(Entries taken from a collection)

____________________

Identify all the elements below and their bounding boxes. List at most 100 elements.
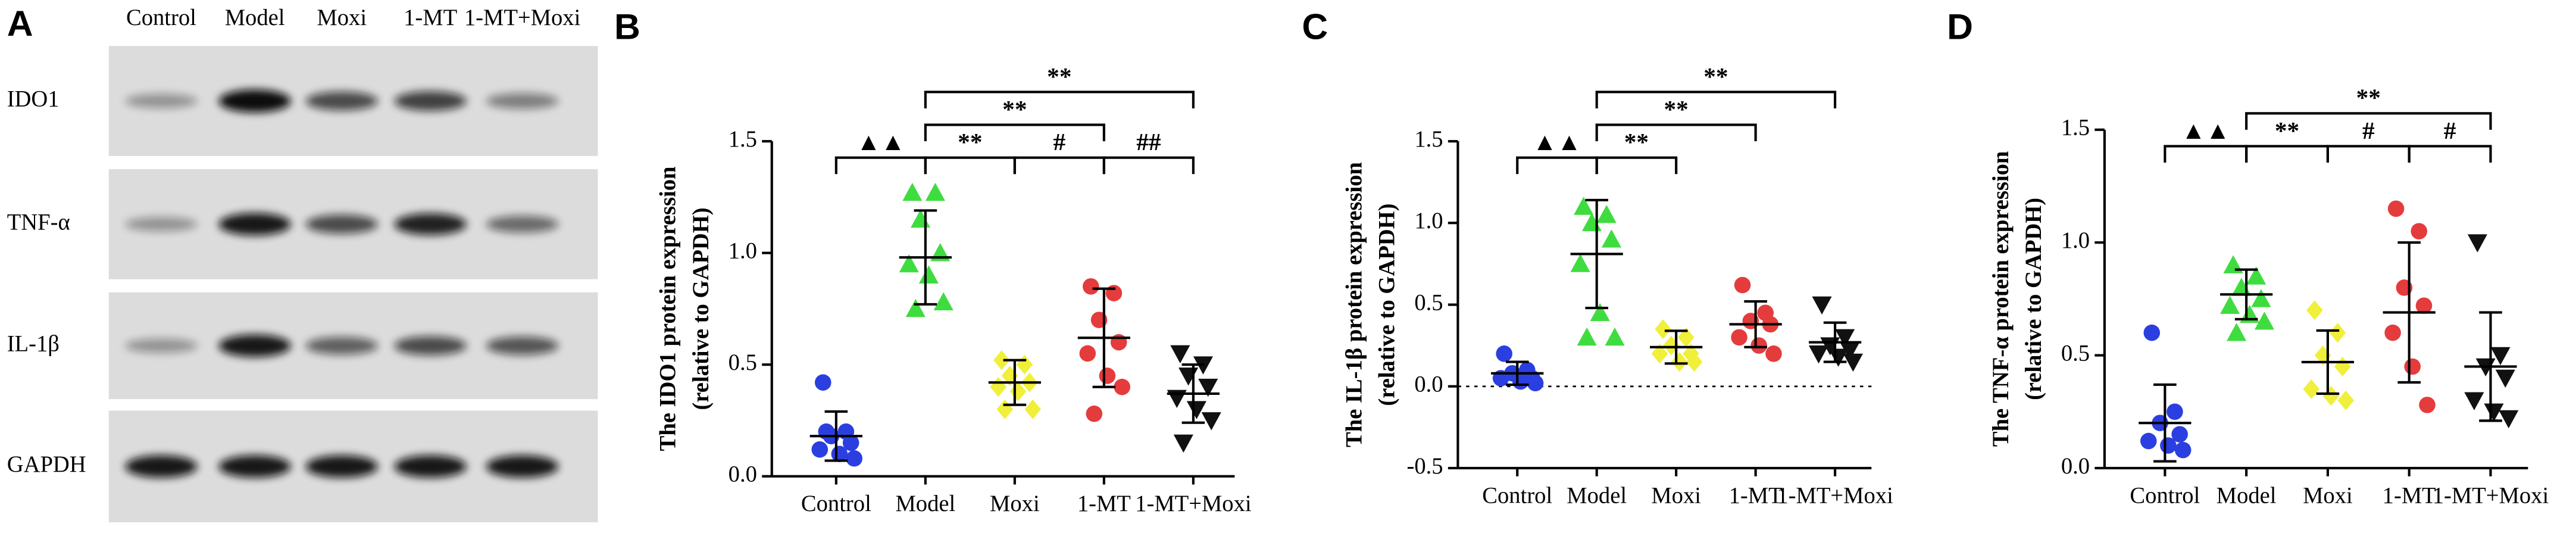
- x-tick-label: 1-MT: [1729, 483, 1783, 508]
- significance-label: **: [2275, 117, 2299, 144]
- group-points: [1808, 296, 1863, 372]
- point: [1808, 345, 1829, 364]
- point: [1099, 367, 1116, 384]
- panel-label: B: [614, 7, 640, 47]
- point: [2160, 437, 2177, 454]
- point: [1686, 352, 1703, 372]
- point: [902, 182, 923, 201]
- point: [2464, 392, 2484, 410]
- y-tick-label: 1.0: [1414, 208, 1443, 233]
- significance-bracket: [2326, 145, 2411, 163]
- point: [996, 399, 1014, 419]
- point: [2140, 432, 2157, 450]
- protein-label: GAPDH: [7, 452, 86, 477]
- point: [899, 254, 919, 273]
- y-tick-label: 1.0: [2061, 228, 2090, 253]
- group-points: [2140, 324, 2192, 459]
- band: [125, 455, 198, 478]
- y-tick-label: 0.5: [729, 350, 757, 375]
- band: [218, 89, 291, 113]
- x-tick-label: 1-MT+Moxi: [1777, 483, 1893, 508]
- significance-bracket: [1102, 156, 1195, 175]
- point: [2322, 386, 2340, 406]
- point: [1835, 329, 1855, 347]
- significance-label: #: [2444, 117, 2456, 144]
- y-axis-label: (relative to GAPDH): [2021, 198, 2046, 400]
- point: [925, 182, 945, 201]
- point: [1828, 348, 1849, 367]
- point: [918, 265, 939, 284]
- significance-bracket: [1516, 156, 1598, 175]
- y-tick-label: 0.0: [1414, 372, 1443, 397]
- group-points: [2384, 200, 2436, 413]
- significance-bracket: [1595, 91, 1837, 108]
- point: [1512, 373, 1529, 390]
- point: [2334, 356, 2351, 377]
- y-tick-label: 0.5: [1414, 290, 1443, 315]
- panel-label: C: [1302, 7, 1328, 47]
- y-tick-label: 0.5: [2061, 341, 2090, 366]
- significance-bracket: [1013, 156, 1105, 175]
- significance-label: **: [958, 128, 982, 155]
- point: [2171, 426, 2188, 443]
- band: [125, 338, 198, 353]
- point: [2174, 441, 2192, 459]
- point: [2495, 369, 2515, 388]
- point: [1605, 327, 1625, 346]
- band: [125, 94, 198, 108]
- point: [911, 209, 931, 228]
- x-tick-label: Model: [1567, 483, 1627, 508]
- band: [486, 216, 559, 233]
- point: [846, 450, 862, 467]
- point: [1527, 375, 1544, 392]
- point: [2303, 379, 2320, 399]
- point: [2254, 312, 2275, 330]
- point: [1110, 334, 1127, 351]
- protein-label: IL-1β: [7, 331, 60, 356]
- significance-label: ##: [1136, 128, 1161, 155]
- significance-label: ▲▲: [856, 128, 905, 155]
- significance-label: **: [1664, 95, 1688, 123]
- significance-label: #: [1053, 128, 1066, 155]
- point: [2411, 223, 2428, 240]
- point: [1114, 378, 1130, 395]
- point: [1843, 353, 1863, 372]
- point: [1198, 378, 1218, 397]
- band: [486, 337, 559, 355]
- significance-bracket: [1595, 123, 1757, 142]
- point: [1083, 278, 1099, 295]
- point: [1812, 296, 1832, 315]
- lane-label: Moxi: [317, 5, 367, 30]
- point: [1086, 405, 1103, 422]
- point: [2251, 289, 2271, 307]
- point: [1173, 434, 1193, 453]
- x-tick-label: Moxi: [990, 491, 1040, 516]
- significance-bracket: [924, 156, 1016, 175]
- point: [2387, 200, 2405, 217]
- band: [218, 213, 291, 236]
- band: [218, 334, 291, 357]
- band: [486, 93, 559, 109]
- y-axis-label: (relative to GAPDH): [1374, 203, 1399, 406]
- point: [1677, 327, 1695, 347]
- lane-label: Model: [225, 5, 285, 30]
- x-tick-label: Control: [1482, 483, 1552, 508]
- x-tick-label: 1-MT: [2383, 483, 2436, 508]
- panel-label: D: [1947, 7, 1973, 47]
- point: [2384, 324, 2401, 341]
- point: [1178, 367, 1199, 386]
- point: [990, 377, 1007, 397]
- band: [394, 336, 467, 356]
- point: [2415, 297, 2433, 314]
- y-tick-label: -0.5: [1406, 454, 1443, 479]
- lane-label: 1-MT+Moxi: [464, 5, 580, 30]
- significance-bracket: [1595, 156, 1678, 175]
- point: [2220, 295, 2240, 314]
- band: [218, 455, 291, 478]
- band: [305, 337, 378, 355]
- significance-label: **: [1002, 95, 1027, 123]
- panel-label: A: [7, 3, 33, 43]
- significance-label: **: [1703, 63, 1728, 90]
- significance-bracket: [2408, 145, 2492, 163]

____________________

__WORK TO BE COMPLETED__:
Once the pictures are removed, set down what remains of the entries above exactly.

__ANSWER__:
Identify all the elements below and their bounding boxes. List at most 100 elements.
- x-tick-label: 1-MT: [1729, 483, 1783, 508]
- significance-label: **: [2275, 117, 2299, 144]
- group-points: [1808, 296, 1863, 372]
- point: [1808, 345, 1829, 364]
- point: [1099, 367, 1116, 384]
- panel-label: B: [614, 7, 640, 47]
- point: [2160, 437, 2177, 454]
- point: [1686, 352, 1703, 372]
- point: [902, 182, 923, 201]
- point: [2464, 392, 2484, 410]
- y-tick-label: 1.0: [1414, 208, 1443, 233]
- significance-bracket: [2326, 145, 2411, 163]
- point: [996, 399, 1014, 419]
- point: [2140, 432, 2157, 450]
- protein-label: GAPDH: [7, 452, 86, 477]
- point: [899, 254, 919, 273]
- y-tick-label: 1.0: [2061, 228, 2090, 253]
- group-points: [2140, 324, 2192, 459]
- band: [125, 455, 198, 478]
- y-tick-label: 0.5: [729, 350, 757, 375]
- band: [218, 89, 291, 113]
- x-tick-label: 1-MT+Moxi: [1777, 483, 1893, 508]
- significance-bracket: [1102, 156, 1195, 175]
- point: [2322, 386, 2340, 406]
- point: [1835, 329, 1855, 347]
- significance-label: #: [2444, 117, 2456, 144]
- y-axis-label: (relative to GAPDH): [2021, 198, 2046, 400]
- point: [925, 182, 945, 201]
- point: [1828, 348, 1849, 367]
- point: [918, 265, 939, 284]
- significance-bracket: [1516, 156, 1598, 175]
- y-tick-label: 0.0: [1414, 372, 1443, 397]
- group-points: [2384, 200, 2436, 413]
- significance-bracket: [1595, 91, 1837, 108]
- point: [1512, 373, 1529, 390]
- point: [2334, 356, 2351, 377]
- y-tick-label: 0.5: [1414, 290, 1443, 315]
- panel-label: C: [1302, 7, 1328, 47]
- y-tick-label: 0.5: [2061, 341, 2090, 366]
- significance-bracket: [1013, 156, 1105, 175]
- significance-label: **: [958, 128, 982, 155]
- point: [2171, 426, 2188, 443]
- band: [125, 338, 198, 353]
- point: [2174, 441, 2192, 459]
- point: [2495, 369, 2515, 388]
- point: [1605, 327, 1625, 346]
- band: [125, 94, 198, 108]
- point: [911, 209, 931, 228]
- x-tick-label: Model: [1567, 483, 1627, 508]
- band: [486, 216, 559, 233]
- point: [846, 450, 862, 467]
- point: [1527, 375, 1544, 392]
- point: [2303, 379, 2320, 399]
- point: [2254, 312, 2275, 330]
- point: [1110, 334, 1127, 351]
- protein-label: IL-1β: [7, 331, 60, 356]
- significance-label: ##: [1136, 128, 1161, 155]
- significance-label: ▲▲: [856, 128, 905, 155]
- significance-label: **: [1664, 95, 1688, 123]
- significance-label: #: [1053, 128, 1066, 155]
- point: [2411, 223, 2428, 240]
- point: [1114, 378, 1130, 395]
- point: [1843, 353, 1863, 372]
- point: [1198, 378, 1218, 397]
- band: [486, 337, 559, 355]
- significance-bracket: [1595, 123, 1757, 142]
- point: [1083, 278, 1099, 295]
- point: [1812, 296, 1832, 315]
- lane-label: Moxi: [317, 5, 367, 30]
- point: [1086, 405, 1103, 422]
- point: [2251, 289, 2271, 307]
- point: [1173, 434, 1193, 453]
- x-tick-label: Moxi: [990, 491, 1040, 516]
- significance-bracket: [924, 156, 1016, 175]
- point: [2387, 200, 2405, 217]
- band: [218, 213, 291, 236]
- band: [218, 334, 291, 357]
- band: [486, 93, 559, 109]
- y-axis-label: (relative to GAPDH): [1374, 203, 1399, 406]
- point: [1677, 327, 1695, 347]
- lane-label: Model: [225, 5, 285, 30]
- x-tick-label: Control: [1482, 483, 1552, 508]
- x-tick-label: 1-MT: [2383, 483, 2436, 508]
- panel-label: D: [1947, 7, 1973, 47]
- point: [2384, 324, 2401, 341]
- point: [1178, 367, 1199, 386]
- point: [990, 377, 1007, 397]
- band: [394, 336, 467, 356]
- point: [2415, 297, 2433, 314]
- y-tick-label: -0.5: [1406, 454, 1443, 479]
- lane-label: 1-MT+Moxi: [464, 5, 580, 30]
- significance-bracket: [1595, 156, 1678, 175]
- point: [2220, 295, 2240, 314]
- band: [218, 455, 291, 478]
- band: [305, 337, 378, 355]
- significance-label: **: [1002, 95, 1027, 123]
- panel-label: A: [7, 3, 33, 43]
- significance-label: **: [1703, 63, 1728, 90]
- significance-bracket: [2408, 145, 2492, 163]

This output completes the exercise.